◆ WORK REQUIRED: Show each line that has the string "WITH" in it.

######

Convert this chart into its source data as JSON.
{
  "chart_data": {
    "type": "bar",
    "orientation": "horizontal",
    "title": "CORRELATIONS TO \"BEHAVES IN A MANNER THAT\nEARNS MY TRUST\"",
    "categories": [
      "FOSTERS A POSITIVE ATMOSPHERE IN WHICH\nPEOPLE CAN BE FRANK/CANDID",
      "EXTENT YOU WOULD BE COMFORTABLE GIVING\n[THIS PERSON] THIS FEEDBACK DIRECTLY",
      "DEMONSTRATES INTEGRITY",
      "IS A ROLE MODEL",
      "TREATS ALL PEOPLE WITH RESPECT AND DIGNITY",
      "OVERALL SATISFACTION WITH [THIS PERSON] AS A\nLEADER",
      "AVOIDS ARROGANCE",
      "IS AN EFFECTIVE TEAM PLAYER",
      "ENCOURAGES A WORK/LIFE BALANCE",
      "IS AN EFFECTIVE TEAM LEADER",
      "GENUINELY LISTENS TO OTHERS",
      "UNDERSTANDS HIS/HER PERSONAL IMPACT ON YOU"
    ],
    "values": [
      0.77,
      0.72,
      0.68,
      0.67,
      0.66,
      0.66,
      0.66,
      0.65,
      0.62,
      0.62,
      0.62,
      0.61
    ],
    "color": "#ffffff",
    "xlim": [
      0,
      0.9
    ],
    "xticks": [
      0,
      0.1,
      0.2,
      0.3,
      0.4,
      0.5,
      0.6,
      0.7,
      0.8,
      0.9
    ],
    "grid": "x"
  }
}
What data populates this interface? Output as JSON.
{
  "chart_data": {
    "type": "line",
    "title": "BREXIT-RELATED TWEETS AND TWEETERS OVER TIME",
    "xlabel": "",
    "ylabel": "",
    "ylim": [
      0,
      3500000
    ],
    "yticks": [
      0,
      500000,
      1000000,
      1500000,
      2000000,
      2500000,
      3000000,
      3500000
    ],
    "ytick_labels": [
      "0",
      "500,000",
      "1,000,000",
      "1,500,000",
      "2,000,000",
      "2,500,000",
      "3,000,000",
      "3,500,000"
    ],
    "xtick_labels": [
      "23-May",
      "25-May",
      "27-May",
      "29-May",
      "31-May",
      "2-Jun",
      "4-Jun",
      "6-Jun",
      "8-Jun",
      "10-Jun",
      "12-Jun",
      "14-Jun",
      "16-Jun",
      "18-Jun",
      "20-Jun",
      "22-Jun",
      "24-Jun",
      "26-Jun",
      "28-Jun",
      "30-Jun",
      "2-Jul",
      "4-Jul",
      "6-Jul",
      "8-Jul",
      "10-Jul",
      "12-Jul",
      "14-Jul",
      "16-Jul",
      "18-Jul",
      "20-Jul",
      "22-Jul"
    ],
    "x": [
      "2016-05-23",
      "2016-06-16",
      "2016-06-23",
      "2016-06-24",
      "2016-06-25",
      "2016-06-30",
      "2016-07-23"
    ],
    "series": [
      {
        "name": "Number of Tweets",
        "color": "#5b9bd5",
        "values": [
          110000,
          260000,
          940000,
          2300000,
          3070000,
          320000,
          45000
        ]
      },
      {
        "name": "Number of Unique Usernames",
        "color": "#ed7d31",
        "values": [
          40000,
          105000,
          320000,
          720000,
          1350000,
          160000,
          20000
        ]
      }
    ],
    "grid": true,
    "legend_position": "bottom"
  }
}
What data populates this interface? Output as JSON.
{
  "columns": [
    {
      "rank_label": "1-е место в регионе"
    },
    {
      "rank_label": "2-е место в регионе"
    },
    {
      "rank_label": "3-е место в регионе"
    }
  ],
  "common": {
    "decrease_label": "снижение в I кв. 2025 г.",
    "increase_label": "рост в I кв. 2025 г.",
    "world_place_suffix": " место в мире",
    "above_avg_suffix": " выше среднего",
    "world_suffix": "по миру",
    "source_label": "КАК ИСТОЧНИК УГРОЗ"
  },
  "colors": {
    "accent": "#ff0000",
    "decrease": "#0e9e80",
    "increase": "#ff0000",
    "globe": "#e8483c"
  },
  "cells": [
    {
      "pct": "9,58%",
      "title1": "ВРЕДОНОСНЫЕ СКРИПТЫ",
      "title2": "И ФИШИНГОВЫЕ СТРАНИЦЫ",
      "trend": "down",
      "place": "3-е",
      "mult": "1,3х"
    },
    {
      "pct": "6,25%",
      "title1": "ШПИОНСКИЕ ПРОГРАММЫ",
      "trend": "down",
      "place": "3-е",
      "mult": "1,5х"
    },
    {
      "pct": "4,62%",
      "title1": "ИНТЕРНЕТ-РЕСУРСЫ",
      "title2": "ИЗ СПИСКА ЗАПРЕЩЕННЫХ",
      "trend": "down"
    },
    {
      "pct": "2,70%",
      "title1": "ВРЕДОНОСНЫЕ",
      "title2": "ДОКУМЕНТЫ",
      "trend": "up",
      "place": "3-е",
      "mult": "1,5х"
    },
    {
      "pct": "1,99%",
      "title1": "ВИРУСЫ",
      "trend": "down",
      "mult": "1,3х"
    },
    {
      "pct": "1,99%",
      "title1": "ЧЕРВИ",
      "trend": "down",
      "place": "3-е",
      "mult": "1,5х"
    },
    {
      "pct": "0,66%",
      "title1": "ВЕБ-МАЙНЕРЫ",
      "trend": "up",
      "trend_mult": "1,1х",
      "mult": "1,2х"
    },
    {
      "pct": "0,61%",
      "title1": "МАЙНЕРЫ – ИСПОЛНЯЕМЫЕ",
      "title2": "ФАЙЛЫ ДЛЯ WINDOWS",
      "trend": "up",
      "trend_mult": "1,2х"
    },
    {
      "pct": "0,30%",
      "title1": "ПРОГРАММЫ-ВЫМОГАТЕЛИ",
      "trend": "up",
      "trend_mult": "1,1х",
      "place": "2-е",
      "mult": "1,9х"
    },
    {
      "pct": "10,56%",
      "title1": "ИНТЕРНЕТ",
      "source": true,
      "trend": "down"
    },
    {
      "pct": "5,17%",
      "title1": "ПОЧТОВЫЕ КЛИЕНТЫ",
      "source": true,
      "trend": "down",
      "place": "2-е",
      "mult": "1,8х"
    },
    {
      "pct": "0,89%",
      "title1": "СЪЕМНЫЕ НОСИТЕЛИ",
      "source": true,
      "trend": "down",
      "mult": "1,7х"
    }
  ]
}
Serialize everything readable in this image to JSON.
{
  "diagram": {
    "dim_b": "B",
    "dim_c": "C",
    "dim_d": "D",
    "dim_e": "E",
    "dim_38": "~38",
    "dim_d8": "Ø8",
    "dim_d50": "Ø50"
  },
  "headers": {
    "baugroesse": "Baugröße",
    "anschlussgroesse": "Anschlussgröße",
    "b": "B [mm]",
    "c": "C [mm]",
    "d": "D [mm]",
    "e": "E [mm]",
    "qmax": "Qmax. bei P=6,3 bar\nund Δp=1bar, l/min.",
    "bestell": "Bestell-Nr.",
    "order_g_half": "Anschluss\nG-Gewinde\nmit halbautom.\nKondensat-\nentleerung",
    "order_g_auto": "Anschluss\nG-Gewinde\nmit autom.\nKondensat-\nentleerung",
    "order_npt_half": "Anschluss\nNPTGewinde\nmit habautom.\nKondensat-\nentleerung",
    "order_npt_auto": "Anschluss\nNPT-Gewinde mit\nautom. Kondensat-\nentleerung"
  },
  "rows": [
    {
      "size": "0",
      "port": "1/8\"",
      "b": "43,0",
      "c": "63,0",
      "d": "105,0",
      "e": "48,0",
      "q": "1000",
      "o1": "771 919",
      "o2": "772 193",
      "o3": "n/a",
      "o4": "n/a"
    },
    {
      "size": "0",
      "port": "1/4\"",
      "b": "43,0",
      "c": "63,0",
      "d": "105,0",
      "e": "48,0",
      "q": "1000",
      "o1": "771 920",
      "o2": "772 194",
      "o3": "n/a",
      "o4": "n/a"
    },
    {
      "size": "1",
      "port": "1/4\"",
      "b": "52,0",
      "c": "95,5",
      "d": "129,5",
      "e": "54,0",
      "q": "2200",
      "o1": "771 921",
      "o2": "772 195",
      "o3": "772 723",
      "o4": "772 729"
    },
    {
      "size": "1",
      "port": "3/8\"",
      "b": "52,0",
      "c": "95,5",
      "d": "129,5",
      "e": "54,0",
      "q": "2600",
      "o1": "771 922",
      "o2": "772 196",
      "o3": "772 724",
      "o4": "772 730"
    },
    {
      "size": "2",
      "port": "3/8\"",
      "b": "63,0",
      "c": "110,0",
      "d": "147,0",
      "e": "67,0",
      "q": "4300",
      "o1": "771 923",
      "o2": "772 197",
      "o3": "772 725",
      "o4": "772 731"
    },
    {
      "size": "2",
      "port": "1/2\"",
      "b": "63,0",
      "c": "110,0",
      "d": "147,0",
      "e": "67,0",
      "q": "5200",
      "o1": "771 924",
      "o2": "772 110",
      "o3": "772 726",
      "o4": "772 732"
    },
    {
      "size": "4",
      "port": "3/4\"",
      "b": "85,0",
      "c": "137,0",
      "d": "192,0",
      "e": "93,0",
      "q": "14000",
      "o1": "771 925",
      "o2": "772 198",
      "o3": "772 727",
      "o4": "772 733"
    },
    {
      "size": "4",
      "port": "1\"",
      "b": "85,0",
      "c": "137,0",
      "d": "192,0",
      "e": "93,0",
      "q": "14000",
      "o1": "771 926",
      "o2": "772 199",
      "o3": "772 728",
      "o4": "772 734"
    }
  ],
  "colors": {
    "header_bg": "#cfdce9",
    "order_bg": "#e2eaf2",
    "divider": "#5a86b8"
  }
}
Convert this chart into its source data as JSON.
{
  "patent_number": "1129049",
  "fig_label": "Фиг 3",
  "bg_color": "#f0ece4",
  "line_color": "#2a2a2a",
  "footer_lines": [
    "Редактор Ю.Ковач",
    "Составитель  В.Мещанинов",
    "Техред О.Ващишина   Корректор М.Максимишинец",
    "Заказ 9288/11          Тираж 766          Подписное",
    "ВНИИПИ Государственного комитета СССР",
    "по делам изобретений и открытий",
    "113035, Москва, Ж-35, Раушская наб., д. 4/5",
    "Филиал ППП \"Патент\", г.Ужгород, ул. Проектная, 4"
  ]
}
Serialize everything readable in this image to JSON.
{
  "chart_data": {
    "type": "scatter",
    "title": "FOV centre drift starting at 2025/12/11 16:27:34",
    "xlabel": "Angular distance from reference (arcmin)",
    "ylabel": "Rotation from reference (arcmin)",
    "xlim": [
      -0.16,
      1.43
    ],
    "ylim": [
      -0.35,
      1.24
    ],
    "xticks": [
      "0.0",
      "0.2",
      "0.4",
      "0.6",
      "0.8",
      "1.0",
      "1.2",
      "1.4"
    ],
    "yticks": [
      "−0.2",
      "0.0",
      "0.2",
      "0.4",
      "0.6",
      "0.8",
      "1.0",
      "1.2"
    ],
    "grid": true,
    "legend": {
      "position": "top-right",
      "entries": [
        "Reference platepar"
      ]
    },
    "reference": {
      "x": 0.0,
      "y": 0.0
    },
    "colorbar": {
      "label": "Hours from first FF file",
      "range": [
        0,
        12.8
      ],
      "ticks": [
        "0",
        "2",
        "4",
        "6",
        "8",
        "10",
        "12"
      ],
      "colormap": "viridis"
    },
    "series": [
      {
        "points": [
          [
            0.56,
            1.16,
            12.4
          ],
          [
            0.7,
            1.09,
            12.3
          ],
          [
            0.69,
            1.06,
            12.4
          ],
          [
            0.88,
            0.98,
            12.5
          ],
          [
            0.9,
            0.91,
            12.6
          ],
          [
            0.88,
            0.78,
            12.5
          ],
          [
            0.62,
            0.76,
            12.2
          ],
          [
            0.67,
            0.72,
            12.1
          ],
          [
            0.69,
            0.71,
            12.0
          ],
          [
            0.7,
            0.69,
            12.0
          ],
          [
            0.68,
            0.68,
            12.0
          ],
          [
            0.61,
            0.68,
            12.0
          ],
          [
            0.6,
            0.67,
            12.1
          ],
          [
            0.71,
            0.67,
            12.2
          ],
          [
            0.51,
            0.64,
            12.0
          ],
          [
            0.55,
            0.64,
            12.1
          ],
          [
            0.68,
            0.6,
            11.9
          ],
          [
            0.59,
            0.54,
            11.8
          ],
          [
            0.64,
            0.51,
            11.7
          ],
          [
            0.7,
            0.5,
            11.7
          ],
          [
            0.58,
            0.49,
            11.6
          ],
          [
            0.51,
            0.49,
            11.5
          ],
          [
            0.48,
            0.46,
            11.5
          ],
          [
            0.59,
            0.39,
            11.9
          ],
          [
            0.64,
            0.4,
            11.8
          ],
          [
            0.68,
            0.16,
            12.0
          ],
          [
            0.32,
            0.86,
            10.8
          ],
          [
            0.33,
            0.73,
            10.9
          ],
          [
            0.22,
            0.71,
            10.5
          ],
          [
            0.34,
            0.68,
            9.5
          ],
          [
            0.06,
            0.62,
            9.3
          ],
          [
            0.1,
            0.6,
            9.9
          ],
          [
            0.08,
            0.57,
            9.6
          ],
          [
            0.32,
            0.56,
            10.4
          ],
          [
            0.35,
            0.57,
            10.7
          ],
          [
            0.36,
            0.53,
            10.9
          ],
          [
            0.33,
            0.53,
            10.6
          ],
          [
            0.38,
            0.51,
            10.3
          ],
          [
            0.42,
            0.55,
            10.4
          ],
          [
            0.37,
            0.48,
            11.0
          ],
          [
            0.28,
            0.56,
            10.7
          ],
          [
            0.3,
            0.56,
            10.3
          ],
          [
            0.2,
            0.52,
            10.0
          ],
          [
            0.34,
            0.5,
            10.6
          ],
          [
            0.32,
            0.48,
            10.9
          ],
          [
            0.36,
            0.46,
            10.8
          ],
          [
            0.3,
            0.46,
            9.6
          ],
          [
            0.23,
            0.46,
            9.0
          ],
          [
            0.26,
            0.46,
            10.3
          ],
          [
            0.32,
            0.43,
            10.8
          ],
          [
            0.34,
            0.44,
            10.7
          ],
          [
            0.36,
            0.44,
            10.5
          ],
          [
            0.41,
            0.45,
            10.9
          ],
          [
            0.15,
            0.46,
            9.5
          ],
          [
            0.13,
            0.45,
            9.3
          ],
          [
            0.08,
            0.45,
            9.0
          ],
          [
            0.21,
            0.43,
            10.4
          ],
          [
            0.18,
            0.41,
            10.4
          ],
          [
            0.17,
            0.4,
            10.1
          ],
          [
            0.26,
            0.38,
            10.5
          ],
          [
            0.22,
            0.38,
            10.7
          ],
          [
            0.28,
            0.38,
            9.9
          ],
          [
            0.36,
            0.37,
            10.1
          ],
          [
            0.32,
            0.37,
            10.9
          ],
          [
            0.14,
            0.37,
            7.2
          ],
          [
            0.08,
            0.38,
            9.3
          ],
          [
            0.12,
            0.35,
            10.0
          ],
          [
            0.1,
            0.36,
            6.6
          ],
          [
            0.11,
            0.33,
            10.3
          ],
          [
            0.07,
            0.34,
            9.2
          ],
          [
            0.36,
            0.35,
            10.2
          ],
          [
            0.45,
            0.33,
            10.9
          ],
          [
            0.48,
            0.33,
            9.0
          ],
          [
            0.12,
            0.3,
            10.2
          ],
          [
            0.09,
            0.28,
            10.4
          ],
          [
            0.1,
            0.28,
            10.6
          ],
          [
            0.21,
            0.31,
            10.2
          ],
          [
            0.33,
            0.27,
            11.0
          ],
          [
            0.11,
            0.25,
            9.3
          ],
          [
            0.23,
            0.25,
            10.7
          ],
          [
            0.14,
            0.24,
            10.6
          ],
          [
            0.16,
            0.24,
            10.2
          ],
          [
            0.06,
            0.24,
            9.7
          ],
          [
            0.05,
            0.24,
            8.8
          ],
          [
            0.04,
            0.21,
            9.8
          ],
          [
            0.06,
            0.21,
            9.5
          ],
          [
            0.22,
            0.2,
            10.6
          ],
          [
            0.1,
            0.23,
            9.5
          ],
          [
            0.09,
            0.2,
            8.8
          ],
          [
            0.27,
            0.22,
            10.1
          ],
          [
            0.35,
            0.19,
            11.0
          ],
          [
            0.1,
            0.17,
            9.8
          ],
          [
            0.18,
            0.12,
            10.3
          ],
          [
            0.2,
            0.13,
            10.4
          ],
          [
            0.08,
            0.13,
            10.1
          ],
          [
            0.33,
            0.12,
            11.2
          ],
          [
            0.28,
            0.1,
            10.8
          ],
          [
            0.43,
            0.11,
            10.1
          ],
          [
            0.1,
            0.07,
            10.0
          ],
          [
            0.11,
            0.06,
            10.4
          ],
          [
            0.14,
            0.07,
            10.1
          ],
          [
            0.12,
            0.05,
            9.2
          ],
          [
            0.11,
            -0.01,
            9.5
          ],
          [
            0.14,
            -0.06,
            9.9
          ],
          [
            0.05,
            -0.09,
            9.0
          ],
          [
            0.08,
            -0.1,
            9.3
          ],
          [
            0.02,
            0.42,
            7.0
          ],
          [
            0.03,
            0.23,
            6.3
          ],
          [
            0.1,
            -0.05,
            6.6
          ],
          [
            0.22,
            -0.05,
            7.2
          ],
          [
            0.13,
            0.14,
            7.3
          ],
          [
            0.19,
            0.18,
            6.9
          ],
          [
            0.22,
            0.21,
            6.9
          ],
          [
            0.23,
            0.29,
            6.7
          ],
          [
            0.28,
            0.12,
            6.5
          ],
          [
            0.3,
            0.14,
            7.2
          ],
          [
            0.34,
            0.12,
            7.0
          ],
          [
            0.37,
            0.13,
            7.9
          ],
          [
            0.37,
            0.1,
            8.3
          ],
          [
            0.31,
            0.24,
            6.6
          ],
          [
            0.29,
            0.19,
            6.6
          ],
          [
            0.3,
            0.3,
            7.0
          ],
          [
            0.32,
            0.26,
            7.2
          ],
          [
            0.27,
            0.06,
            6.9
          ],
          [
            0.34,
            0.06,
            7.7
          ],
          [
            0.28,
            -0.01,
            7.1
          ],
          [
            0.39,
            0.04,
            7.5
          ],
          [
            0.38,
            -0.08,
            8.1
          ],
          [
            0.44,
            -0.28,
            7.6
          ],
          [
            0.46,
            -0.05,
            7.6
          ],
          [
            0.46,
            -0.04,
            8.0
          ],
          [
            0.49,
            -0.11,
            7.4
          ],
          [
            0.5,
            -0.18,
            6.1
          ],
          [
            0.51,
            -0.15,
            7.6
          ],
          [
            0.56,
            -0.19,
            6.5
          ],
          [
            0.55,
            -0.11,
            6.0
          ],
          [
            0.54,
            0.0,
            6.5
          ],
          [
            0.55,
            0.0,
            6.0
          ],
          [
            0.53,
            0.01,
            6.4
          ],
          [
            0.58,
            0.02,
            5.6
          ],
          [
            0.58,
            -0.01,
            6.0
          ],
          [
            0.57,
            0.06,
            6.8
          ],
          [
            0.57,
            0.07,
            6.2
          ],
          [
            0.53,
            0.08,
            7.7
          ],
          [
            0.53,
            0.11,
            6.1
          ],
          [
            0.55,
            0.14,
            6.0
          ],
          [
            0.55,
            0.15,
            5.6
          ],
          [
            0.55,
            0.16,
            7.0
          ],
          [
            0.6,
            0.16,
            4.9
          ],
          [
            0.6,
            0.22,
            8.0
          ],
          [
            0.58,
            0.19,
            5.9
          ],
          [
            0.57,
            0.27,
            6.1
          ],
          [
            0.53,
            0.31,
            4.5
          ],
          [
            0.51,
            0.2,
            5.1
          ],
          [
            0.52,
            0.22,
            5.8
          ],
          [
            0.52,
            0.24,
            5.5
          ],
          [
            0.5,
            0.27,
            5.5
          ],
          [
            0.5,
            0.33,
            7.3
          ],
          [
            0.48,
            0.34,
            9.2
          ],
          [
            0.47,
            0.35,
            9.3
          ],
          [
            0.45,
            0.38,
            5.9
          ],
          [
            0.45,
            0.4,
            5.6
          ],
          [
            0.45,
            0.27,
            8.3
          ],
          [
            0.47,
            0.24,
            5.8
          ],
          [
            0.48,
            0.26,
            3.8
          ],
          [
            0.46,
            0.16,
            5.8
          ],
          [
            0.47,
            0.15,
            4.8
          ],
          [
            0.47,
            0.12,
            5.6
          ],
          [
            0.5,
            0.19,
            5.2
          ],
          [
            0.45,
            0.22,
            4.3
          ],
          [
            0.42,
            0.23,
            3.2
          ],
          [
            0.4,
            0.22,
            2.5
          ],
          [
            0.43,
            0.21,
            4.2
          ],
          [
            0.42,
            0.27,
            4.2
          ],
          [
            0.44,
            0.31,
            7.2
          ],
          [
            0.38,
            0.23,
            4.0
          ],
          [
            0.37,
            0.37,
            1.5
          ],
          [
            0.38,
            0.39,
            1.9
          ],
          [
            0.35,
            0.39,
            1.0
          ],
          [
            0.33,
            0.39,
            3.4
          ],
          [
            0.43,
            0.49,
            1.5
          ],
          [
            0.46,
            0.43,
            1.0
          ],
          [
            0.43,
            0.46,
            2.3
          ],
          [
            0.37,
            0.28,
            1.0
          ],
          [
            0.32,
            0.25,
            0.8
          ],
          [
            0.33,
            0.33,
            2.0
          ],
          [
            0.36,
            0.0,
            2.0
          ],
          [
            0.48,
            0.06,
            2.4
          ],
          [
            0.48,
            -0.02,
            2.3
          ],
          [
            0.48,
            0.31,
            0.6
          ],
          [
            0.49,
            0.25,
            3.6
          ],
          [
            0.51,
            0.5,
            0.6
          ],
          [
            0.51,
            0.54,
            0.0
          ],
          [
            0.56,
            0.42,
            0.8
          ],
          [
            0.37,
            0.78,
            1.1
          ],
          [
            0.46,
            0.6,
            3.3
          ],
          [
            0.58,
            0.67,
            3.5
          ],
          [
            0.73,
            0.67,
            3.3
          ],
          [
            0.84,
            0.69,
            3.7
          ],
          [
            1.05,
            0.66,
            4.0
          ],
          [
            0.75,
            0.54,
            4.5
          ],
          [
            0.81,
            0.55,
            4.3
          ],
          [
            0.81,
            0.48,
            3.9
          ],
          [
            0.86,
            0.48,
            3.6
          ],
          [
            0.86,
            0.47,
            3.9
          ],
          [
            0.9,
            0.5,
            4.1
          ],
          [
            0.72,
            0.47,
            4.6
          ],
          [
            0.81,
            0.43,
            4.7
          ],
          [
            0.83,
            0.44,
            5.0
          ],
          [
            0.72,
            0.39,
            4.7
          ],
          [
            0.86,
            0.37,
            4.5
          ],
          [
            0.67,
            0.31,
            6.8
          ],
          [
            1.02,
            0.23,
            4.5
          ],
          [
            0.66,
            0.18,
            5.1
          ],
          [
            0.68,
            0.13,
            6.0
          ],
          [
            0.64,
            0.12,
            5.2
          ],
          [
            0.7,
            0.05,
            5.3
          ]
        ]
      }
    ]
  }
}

######

◆ RESULT OF THIS TASK:
      "TREATS ALL PEOPLE WITH RESPECT AND DIGNITY",
      "OVERALL SATISFACTION WITH [THIS PERSON] AS A\nLEADER",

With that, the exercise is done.